GOAL
A line counts if it contains the word "Haftalık" at least once. State how many such lines the records contain, giving the number alone.

[Dataset listings of figures]
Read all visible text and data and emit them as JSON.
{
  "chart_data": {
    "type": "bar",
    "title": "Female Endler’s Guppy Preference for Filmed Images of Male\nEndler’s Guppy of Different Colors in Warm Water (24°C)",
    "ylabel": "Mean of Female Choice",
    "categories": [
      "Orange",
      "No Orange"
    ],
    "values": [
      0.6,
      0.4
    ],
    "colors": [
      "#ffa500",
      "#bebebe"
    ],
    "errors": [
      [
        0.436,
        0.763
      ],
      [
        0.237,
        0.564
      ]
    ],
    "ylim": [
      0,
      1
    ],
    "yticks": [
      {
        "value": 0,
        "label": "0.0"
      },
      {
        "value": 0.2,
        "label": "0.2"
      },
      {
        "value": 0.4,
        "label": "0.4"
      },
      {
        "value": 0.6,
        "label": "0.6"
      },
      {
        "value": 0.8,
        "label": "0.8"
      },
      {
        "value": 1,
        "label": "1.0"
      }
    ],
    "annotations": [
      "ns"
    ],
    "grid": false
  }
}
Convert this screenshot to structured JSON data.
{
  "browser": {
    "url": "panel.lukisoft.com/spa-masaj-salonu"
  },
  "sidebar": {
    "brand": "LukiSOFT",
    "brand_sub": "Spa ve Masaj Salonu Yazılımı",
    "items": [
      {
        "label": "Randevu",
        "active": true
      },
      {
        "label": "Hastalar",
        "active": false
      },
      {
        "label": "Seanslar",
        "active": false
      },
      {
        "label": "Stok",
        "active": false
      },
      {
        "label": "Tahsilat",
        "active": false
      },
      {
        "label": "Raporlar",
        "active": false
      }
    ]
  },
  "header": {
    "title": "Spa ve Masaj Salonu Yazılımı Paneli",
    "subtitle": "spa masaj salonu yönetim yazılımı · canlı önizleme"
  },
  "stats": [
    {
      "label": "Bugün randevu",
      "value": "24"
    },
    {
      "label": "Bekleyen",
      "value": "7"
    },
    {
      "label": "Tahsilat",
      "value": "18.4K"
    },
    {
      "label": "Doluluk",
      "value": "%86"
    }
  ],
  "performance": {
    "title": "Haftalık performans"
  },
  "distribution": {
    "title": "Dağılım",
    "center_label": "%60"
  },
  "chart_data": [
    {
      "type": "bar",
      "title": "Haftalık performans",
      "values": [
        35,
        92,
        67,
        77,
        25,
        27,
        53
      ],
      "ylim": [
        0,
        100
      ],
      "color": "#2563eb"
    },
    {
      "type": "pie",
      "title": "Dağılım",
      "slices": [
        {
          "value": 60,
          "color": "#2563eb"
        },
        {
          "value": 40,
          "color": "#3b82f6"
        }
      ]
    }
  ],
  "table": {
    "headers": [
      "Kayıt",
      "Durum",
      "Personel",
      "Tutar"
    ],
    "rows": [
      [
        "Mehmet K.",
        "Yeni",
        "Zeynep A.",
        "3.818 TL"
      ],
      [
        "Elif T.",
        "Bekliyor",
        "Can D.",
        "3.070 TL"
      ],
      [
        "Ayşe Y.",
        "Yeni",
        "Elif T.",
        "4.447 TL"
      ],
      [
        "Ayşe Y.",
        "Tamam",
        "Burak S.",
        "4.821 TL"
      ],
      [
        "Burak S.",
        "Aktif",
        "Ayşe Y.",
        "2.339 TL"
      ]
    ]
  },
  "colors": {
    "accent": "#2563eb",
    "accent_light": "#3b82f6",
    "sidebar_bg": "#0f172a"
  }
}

COMPLETE RESPONSE
2